EXERCISE INSTRUCTIONS: Write out the entries below once more, exactly, with the pictures left out.

DATASET ENTRIES:
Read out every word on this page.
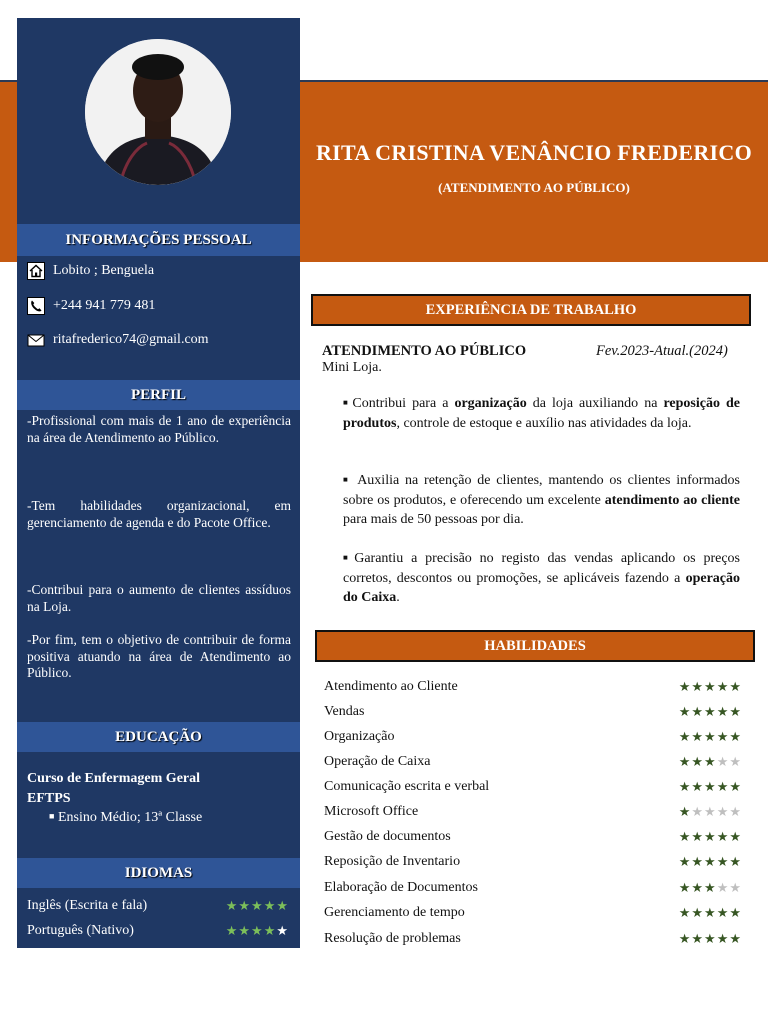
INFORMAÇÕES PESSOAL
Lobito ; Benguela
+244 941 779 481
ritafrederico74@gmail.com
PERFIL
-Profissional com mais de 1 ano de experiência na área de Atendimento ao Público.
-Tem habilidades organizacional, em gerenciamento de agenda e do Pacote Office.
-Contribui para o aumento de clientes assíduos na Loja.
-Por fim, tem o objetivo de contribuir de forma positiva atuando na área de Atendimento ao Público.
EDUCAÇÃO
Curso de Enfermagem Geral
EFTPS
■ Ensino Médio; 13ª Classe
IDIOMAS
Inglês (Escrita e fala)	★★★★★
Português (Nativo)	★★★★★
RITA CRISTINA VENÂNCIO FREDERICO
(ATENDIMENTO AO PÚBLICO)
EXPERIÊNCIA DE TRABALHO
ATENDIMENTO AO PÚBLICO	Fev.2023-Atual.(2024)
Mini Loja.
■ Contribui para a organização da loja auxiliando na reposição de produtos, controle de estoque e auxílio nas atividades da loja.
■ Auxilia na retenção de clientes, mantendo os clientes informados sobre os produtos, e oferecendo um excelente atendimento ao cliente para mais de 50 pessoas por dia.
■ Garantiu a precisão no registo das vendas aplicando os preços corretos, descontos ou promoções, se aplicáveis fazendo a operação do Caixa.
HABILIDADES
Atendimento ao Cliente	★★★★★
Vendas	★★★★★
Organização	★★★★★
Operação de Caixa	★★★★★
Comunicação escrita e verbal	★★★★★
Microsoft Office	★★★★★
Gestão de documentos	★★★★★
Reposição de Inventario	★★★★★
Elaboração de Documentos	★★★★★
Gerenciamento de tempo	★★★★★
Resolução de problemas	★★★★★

RESULT:
Read out every word on this page.
INFORMAÇÕES PESSOAL
Lobito ; Benguela
+244 941 779 481
ritafrederico74@gmail.com
PERFIL
-Profissional com mais de 1 ano de experiência na área de Atendimento ao Público.
-Tem habilidades organizacional, em gerenciamento de agenda e do Pacote Office.
-Contribui para o aumento de clientes assíduos na Loja.
-Por fim, tem o objetivo de contribuir de forma positiva atuando na área de Atendimento ao Público.
EDUCAÇÃO
Curso de Enfermagem Geral
EFTPS
■ Ensino Médio; 13ª Classe
IDIOMAS
Inglês (Escrita e fala)	★★★★★
Português (Nativo)	★★★★★
RITA CRISTINA VENÂNCIO FREDERICO
(ATENDIMENTO AO PÚBLICO)
EXPERIÊNCIA DE TRABALHO
ATENDIMENTO AO PÚBLICO	Fev.2023-Atual.(2024)
Mini Loja.
■ Contribui para a organização da loja auxiliando na reposição de produtos, controle de estoque e auxílio nas atividades da loja.
■ Auxilia na retenção de clientes, mantendo os clientes informados sobre os produtos, e oferecendo um excelente atendimento ao cliente para mais de 50 pessoas por dia.
■ Garantiu a precisão no registo das vendas aplicando os preços corretos, descontos ou promoções, se aplicáveis fazendo a operação do Caixa.
HABILIDADES
Atendimento ao Cliente	★★★★★
Vendas	★★★★★
Organização	★★★★★
Operação de Caixa	★★★★★
Comunicação escrita e verbal	★★★★★
Microsoft Office	★★★★★
Gestão de documentos	★★★★★
Reposição de Inventario	★★★★★
Elaboração de Documentos	★★★★★
Gerenciamento de tempo	★★★★★
Resolução de problemas	★★★★★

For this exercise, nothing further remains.